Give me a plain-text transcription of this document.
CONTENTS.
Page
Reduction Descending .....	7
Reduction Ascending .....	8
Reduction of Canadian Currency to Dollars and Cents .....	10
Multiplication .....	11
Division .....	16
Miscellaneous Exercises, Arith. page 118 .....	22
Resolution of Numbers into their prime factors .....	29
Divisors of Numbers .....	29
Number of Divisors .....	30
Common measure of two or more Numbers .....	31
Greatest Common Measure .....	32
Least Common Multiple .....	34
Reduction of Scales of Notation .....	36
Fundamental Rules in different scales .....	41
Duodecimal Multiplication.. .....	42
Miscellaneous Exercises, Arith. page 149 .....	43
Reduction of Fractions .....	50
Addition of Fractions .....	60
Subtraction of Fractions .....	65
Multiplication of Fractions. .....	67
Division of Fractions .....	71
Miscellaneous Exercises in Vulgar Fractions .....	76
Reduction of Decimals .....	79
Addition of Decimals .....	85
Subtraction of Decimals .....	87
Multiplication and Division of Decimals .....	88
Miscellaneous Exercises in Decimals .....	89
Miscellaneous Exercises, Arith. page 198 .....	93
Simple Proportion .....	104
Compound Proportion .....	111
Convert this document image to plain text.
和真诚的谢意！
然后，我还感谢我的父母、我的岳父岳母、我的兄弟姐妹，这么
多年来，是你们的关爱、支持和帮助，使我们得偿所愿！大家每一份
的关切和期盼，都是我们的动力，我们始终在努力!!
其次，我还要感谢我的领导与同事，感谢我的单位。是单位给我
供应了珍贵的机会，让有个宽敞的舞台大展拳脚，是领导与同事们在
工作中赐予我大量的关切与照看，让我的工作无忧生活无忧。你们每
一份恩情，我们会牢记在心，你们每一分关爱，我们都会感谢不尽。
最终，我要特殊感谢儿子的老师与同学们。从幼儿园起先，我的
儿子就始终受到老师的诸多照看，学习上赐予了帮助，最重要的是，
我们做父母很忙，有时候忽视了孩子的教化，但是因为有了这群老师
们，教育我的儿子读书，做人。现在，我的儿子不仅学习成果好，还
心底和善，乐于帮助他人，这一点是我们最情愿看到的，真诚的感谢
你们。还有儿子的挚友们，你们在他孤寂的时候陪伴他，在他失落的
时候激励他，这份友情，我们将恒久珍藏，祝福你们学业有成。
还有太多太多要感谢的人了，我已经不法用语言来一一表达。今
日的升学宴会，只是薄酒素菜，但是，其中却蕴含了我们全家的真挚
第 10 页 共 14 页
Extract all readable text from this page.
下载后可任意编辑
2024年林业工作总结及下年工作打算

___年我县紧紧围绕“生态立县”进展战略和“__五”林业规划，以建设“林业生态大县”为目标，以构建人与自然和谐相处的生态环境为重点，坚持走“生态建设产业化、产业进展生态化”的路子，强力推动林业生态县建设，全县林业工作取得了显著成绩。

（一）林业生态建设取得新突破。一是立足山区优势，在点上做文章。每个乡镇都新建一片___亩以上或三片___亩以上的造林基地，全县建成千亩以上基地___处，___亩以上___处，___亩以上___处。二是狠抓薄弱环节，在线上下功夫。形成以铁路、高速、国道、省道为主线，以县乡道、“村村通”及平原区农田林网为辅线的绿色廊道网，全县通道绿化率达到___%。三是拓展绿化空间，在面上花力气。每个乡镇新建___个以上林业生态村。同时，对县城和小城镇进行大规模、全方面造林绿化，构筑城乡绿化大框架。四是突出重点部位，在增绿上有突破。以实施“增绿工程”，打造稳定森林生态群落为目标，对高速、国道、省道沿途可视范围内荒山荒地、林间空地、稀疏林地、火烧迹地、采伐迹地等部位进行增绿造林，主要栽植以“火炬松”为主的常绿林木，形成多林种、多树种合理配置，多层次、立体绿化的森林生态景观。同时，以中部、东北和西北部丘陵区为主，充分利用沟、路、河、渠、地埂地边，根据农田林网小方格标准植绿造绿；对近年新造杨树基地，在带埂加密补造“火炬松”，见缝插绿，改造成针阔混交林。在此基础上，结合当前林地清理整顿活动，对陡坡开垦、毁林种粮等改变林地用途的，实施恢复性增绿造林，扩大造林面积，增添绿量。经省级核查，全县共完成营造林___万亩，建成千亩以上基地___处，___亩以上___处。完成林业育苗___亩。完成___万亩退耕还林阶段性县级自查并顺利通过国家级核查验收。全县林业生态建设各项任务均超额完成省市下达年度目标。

----------

**TASK REQUIREMENTS**
All of the data above should be transcribed exactly.

**RESULT OF THIS EXERCISE**
Give me a plain-text transcription of this document.
CONTENTS.
Page
Reduction Descending .....	7
Reduction Ascending .....	8
Reduction of Canadian Currency to Dollars and Cents .....	10
Multiplication .....	11
Division .....	16
Miscellaneous Exercises, Arith. page 118 .....	22
Resolution of Numbers into their prime factors .....	29
Divisors of Numbers .....	29
Number of Divisors .....	30
Common measure of two or more Numbers .....	31
Greatest Common Measure .....	32
Least Common Multiple .....	34
Reduction of Scales of Notation .....	36
Fundamental Rules in different scales .....	41
Duodecimal Multiplication.. .....	42
Miscellaneous Exercises, Arith. page 149 .....	43
Reduction of Fractions .....	50
Addition of Fractions .....	60
Subtraction of Fractions .....	65
Multiplication of Fractions. .....	67
Division of Fractions .....	71
Miscellaneous Exercises in Vulgar Fractions .....	76
Reduction of Decimals .....	79
Addition of Decimals .....	85
Subtraction of Decimals .....	87
Multiplication and Division of Decimals .....	88
Miscellaneous Exercises in Decimals .....	89
Miscellaneous Exercises, Arith. page 198 .....	93
Simple Proportion .....	104
Compound Proportion .....	111
Convert this document image to plain text.
和真诚的谢意！
然后，我还感谢我的父母、我的岳父岳母、我的兄弟姐妹，这么
多年来，是你们的关爱、支持和帮助，使我们得偿所愿！大家每一份
的关切和期盼，都是我们的动力，我们始终在努力!!
其次，我还要感谢我的领导与同事，感谢我的单位。是单位给我
供应了珍贵的机会，让有个宽敞的舞台大展拳脚，是领导与同事们在
工作中赐予我大量的关切与照看，让我的工作无忧生活无忧。你们每
一份恩情，我们会牢记在心，你们每一分关爱，我们都会感谢不尽。
最终，我要特殊感谢儿子的老师与同学们。从幼儿园起先，我的
儿子就始终受到老师的诸多照看，学习上赐予了帮助，最重要的是，
我们做父母很忙，有时候忽视了孩子的教化，但是因为有了这群老师
们，教育我的儿子读书，做人。现在，我的儿子不仅学习成果好，还
心底和善，乐于帮助他人，这一点是我们最情愿看到的，真诚的感谢
你们。还有儿子的挚友们，你们在他孤寂的时候陪伴他，在他失落的
时候激励他，这份友情，我们将恒久珍藏，祝福你们学业有成。
还有太多太多要感谢的人了，我已经不法用语言来一一表达。今
日的升学宴会，只是薄酒素菜，但是，其中却蕴含了我们全家的真挚
第 10 页 共 14 页
Extract all readable text from this page.
下载后可任意编辑
2024年林业工作总结及下年工作打算

___年我县紧紧围绕“生态立县”进展战略和“__五”林业规划，以建设“林业生态大县”为目标，以构建人与自然和谐相处的生态环境为重点，坚持走“生态建设产业化、产业进展生态化”的路子，强力推动林业生态县建设，全县林业工作取得了显著成绩。

（一）林业生态建设取得新突破。一是立足山区优势，在点上做文章。每个乡镇都新建一片___亩以上或三片___亩以上的造林基地，全县建成千亩以上基地___处，___亩以上___处，___亩以上___处。二是狠抓薄弱环节，在线上下功夫。形成以铁路、高速、国道、省道为主线，以县乡道、“村村通”及平原区农田林网为辅线的绿色廊道网，全县通道绿化率达到___%。三是拓展绿化空间，在面上花力气。每个乡镇新建___个以上林业生态村。同时，对县城和小城镇进行大规模、全方面造林绿化，构筑城乡绿化大框架。四是突出重点部位，在增绿上有突破。以实施“增绿工程”，打造稳定森林生态群落为目标，对高速、国道、省道沿途可视范围内荒山荒地、林间空地、稀疏林地、火烧迹地、采伐迹地等部位进行增绿造林，主要栽植以“火炬松”为主的常绿林木，形成多林种、多树种合理配置，多层次、立体绿化的森林生态景观。同时，以中部、东北和西北部丘陵区为主，充分利用沟、路、河、渠、地埂地边，根据农田林网小方格标准植绿造绿；对近年新造杨树基地，在带埂加密补造“火炬松”，见缝插绿，改造成针阔混交林。在此基础上，结合当前林地清理整顿活动，对陡坡开垦、毁林种粮等改变林地用途的，实施恢复性增绿造林，扩大造林面积，增添绿量。经省级核查，全县共完成营造林___万亩，建成千亩以上基地___处，___亩以上___处。完成林业育苗___亩。完成___万亩退耕还林阶段性县级自查并顺利通过国家级核查验收。全县林业生态建设各项任务均超额完成省市下达年度目标。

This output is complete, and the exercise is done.